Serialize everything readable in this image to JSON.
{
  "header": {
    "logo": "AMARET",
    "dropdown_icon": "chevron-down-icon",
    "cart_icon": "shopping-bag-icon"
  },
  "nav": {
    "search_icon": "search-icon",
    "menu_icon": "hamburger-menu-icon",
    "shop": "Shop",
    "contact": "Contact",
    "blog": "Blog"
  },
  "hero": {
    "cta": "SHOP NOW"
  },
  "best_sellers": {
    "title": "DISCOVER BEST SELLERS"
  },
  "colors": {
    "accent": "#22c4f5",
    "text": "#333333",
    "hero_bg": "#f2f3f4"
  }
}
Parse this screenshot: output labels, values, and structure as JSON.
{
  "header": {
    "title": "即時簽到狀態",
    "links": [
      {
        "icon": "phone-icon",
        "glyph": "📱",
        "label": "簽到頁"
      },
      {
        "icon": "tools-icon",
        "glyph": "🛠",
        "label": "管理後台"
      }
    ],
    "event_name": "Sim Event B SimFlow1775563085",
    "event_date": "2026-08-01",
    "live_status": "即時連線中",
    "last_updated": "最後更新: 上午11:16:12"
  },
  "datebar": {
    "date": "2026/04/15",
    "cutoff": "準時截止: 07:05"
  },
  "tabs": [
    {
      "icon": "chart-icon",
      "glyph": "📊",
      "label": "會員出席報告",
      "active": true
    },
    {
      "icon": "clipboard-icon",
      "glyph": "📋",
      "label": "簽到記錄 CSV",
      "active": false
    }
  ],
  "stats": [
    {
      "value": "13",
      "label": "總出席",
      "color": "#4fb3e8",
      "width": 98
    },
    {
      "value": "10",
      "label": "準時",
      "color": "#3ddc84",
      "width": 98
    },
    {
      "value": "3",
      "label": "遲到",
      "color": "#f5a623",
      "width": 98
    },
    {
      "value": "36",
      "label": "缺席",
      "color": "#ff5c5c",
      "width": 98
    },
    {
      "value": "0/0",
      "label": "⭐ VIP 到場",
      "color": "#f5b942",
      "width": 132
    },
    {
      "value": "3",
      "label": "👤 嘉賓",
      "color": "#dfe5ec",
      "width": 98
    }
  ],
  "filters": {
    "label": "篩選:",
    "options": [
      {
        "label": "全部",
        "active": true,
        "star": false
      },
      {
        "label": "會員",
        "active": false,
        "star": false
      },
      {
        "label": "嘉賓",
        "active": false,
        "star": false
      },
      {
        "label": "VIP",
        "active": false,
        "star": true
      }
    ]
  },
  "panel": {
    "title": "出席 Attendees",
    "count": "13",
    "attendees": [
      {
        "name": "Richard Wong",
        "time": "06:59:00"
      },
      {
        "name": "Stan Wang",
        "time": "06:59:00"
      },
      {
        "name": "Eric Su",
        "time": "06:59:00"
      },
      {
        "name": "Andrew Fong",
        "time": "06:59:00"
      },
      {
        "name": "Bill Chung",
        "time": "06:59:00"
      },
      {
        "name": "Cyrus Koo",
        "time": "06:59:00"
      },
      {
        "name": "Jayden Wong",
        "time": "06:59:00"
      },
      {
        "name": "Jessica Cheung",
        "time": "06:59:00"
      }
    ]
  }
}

GOAL: Transcribe all of the material exactly. Omit nothing.

WRITTEN SOLUTION:
Serialize everything readable in this image to JSON.
{
  "header": {
    "logo": "AMARET",
    "dropdown_icon": "chevron-down-icon",
    "cart_icon": "shopping-bag-icon"
  },
  "nav": {
    "search_icon": "search-icon",
    "menu_icon": "hamburger-menu-icon",
    "shop": "Shop",
    "contact": "Contact",
    "blog": "Blog"
  },
  "hero": {
    "cta": "SHOP NOW"
  },
  "best_sellers": {
    "title": "DISCOVER BEST SELLERS"
  },
  "colors": {
    "accent": "#22c4f5",
    "text": "#333333",
    "hero_bg": "#f2f3f4"
  }
}
Parse this screenshot: output labels, values, and structure as JSON.
{
  "header": {
    "title": "即時簽到狀態",
    "links": [
      {
        "icon": "phone-icon",
        "glyph": "📱",
        "label": "簽到頁"
      },
      {
        "icon": "tools-icon",
        "glyph": "🛠",
        "label": "管理後台"
      }
    ],
    "event_name": "Sim Event B SimFlow1775563085",
    "event_date": "2026-08-01",
    "live_status": "即時連線中",
    "last_updated": "最後更新: 上午11:16:12"
  },
  "datebar": {
    "date": "2026/04/15",
    "cutoff": "準時截止: 07:05"
  },
  "tabs": [
    {
      "icon": "chart-icon",
      "glyph": "📊",
      "label": "會員出席報告",
      "active": true
    },
    {
      "icon": "clipboard-icon",
      "glyph": "📋",
      "label": "簽到記錄 CSV",
      "active": false
    }
  ],
  "stats": [
    {
      "value": "13",
      "label": "總出席",
      "color": "#4fb3e8",
      "width": 98
    },
    {
      "value": "10",
      "label": "準時",
      "color": "#3ddc84",
      "width": 98
    },
    {
      "value": "3",
      "label": "遲到",
      "color": "#f5a623",
      "width": 98
    },
    {
      "value": "36",
      "label": "缺席",
      "color": "#ff5c5c",
      "width": 98
    },
    {
      "value": "0/0",
      "label": "⭐ VIP 到場",
      "color": "#f5b942",
      "width": 132
    },
    {
      "value": "3",
      "label": "👤 嘉賓",
      "color": "#dfe5ec",
      "width": 98
    }
  ],
  "filters": {
    "label": "篩選:",
    "options": [
      {
        "label": "全部",
        "active": true,
        "star": false
      },
      {
        "label": "會員",
        "active": false,
        "star": false
      },
      {
        "label": "嘉賓",
        "active": false,
        "star": false
      },
      {
        "label": "VIP",
        "active": false,
        "star": true
      }
    ]
  },
  "panel": {
    "title": "出席 Attendees",
    "count": "13",
    "attendees": [
      {
        "name": "Richard Wong",
        "time": "06:59:00"
      },
      {
        "name": "Stan Wang",
        "time": "06:59:00"
      },
      {
        "name": "Eric Su",
        "time": "06:59:00"
      },
      {
        "name": "Andrew Fong",
        "time": "06:59:00"
      },
      {
        "name": "Bill Chung",
        "time": "06:59:00"
      },
      {
        "name": "Cyrus Koo",
        "time": "06:59:00"
      },
      {
        "name": "Jayden Wong",
        "time": "06:59:00"
      },
      {
        "name": "Jessica Cheung",
        "time": "06:59:00"
      }
    ]
  }
}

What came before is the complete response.